**WHAT THE EXERCISE ASKS:** Only the number is wanted: how many lines contain the string "color"?

**PROVIDED DATA:**
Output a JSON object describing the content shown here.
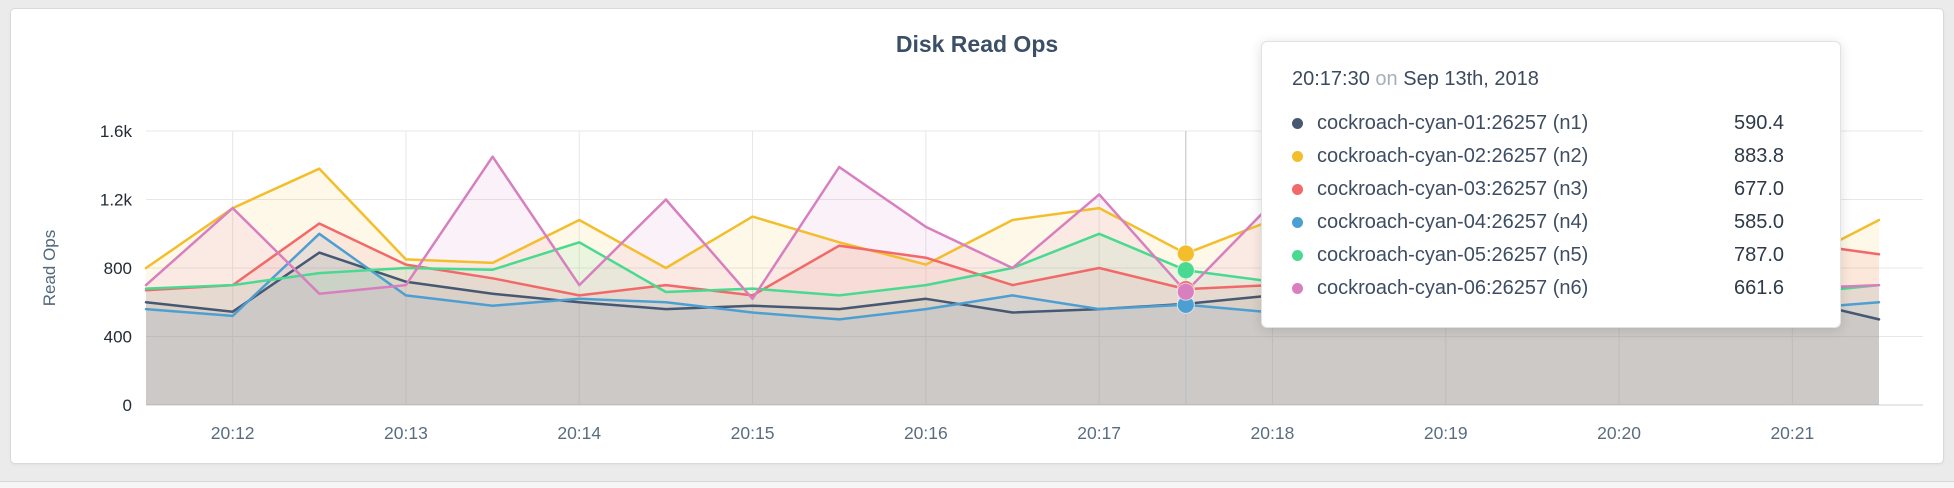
{
  "page": {
    "background": "#ebebeb"
  },
  "chart_data": {
    "type": "line",
    "title": "Disk Read Ops",
    "xlabel": "",
    "ylabel": "Read Ops",
    "ylim": [
      0,
      1600
    ],
    "grid": true,
    "legend_position": "tooltip",
    "yticks": [
      {
        "v": 0,
        "label": "0"
      },
      {
        "v": 400,
        "label": "400"
      },
      {
        "v": 800,
        "label": "800"
      },
      {
        "v": 1200,
        "label": "1.2k"
      },
      {
        "v": 1600,
        "label": "1.6k"
      }
    ],
    "xticks": [
      {
        "t": "20:12:00",
        "label": "20:12"
      },
      {
        "t": "20:13:00",
        "label": "20:13"
      },
      {
        "t": "20:14:00",
        "label": "20:14"
      },
      {
        "t": "20:15:00",
        "label": "20:15"
      },
      {
        "t": "20:16:00",
        "label": "20:16"
      },
      {
        "t": "20:17:00",
        "label": "20:17"
      },
      {
        "t": "20:18:00",
        "label": "20:18"
      },
      {
        "t": "20:19:00",
        "label": "20:19"
      },
      {
        "t": "20:20:00",
        "label": "20:20"
      },
      {
        "t": "20:21:00",
        "label": "20:21"
      }
    ],
    "x": [
      "20:11:30",
      "20:12:00",
      "20:12:30",
      "20:13:00",
      "20:13:30",
      "20:14:00",
      "20:14:30",
      "20:15:00",
      "20:15:30",
      "20:16:00",
      "20:16:30",
      "20:17:00",
      "20:17:30",
      "20:18:00",
      "20:18:30",
      "20:19:00",
      "20:19:30",
      "20:20:00",
      "20:20:30",
      "20:21:00",
      "20:21:30"
    ],
    "series": [
      {
        "name": "cockroach-cyan-01:26257 (n1)",
        "color": "#475872",
        "values": [
          600,
          545,
          890,
          720,
          650,
          600,
          560,
          580,
          560,
          620,
          540,
          560,
          590.4,
          640,
          560,
          580,
          540,
          560,
          600,
          620,
          500
        ]
      },
      {
        "name": "cockroach-cyan-02:26257 (n2)",
        "color": "#F2BE2C",
        "values": [
          800,
          1150,
          1380,
          850,
          830,
          1080,
          800,
          1100,
          950,
          820,
          1080,
          1150,
          883.8,
          1080,
          860,
          900,
          840,
          880,
          820,
          820,
          1080
        ]
      },
      {
        "name": "cockroach-cyan-03:26257 (n3)",
        "color": "#F16969",
        "values": [
          670,
          700,
          1060,
          820,
          740,
          640,
          700,
          640,
          930,
          860,
          700,
          800,
          677,
          700,
          650,
          680,
          720,
          690,
          660,
          950,
          880
        ]
      },
      {
        "name": "cockroach-cyan-04:26257 (n4)",
        "color": "#4E9FD1",
        "values": [
          560,
          520,
          1000,
          640,
          580,
          620,
          600,
          540,
          500,
          560,
          640,
          560,
          585,
          540,
          560,
          520,
          560,
          540,
          520,
          560,
          600
        ]
      },
      {
        "name": "cockroach-cyan-05:26257 (n5)",
        "color": "#49D990",
        "values": [
          680,
          700,
          770,
          800,
          790,
          950,
          660,
          680,
          640,
          700,
          800,
          1000,
          787,
          720,
          700,
          680,
          720,
          700,
          680,
          650,
          700
        ]
      },
      {
        "name": "cockroach-cyan-06:26257 (n6)",
        "color": "#D77FBF",
        "values": [
          700,
          1150,
          650,
          700,
          1450,
          700,
          1200,
          620,
          1390,
          1040,
          800,
          1230,
          661.6,
          1180,
          700,
          720,
          680,
          700,
          720,
          680,
          700
        ]
      }
    ]
  },
  "tooltip": {
    "time": "20:17:30",
    "on_word": "on",
    "date": "Sep 13th, 2018",
    "rows": [
      {
        "name": "cockroach-cyan-01:26257 (n1)",
        "value": "590.4",
        "color": "#475872"
      },
      {
        "name": "cockroach-cyan-02:26257 (n2)",
        "value": "883.8",
        "color": "#F2BE2C"
      },
      {
        "name": "cockroach-cyan-03:26257 (n3)",
        "value": "677.0",
        "color": "#F16969"
      },
      {
        "name": "cockroach-cyan-04:26257 (n4)",
        "value": "585.0",
        "color": "#4E9FD1"
      },
      {
        "name": "cockroach-cyan-05:26257 (n5)",
        "value": "787.0",
        "color": "#49D990"
      },
      {
        "name": "cockroach-cyan-06:26257 (n6)",
        "value": "661.6",
        "color": "#D77FBF"
      }
    ]
  }
}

**TASK SOLUTION:** 12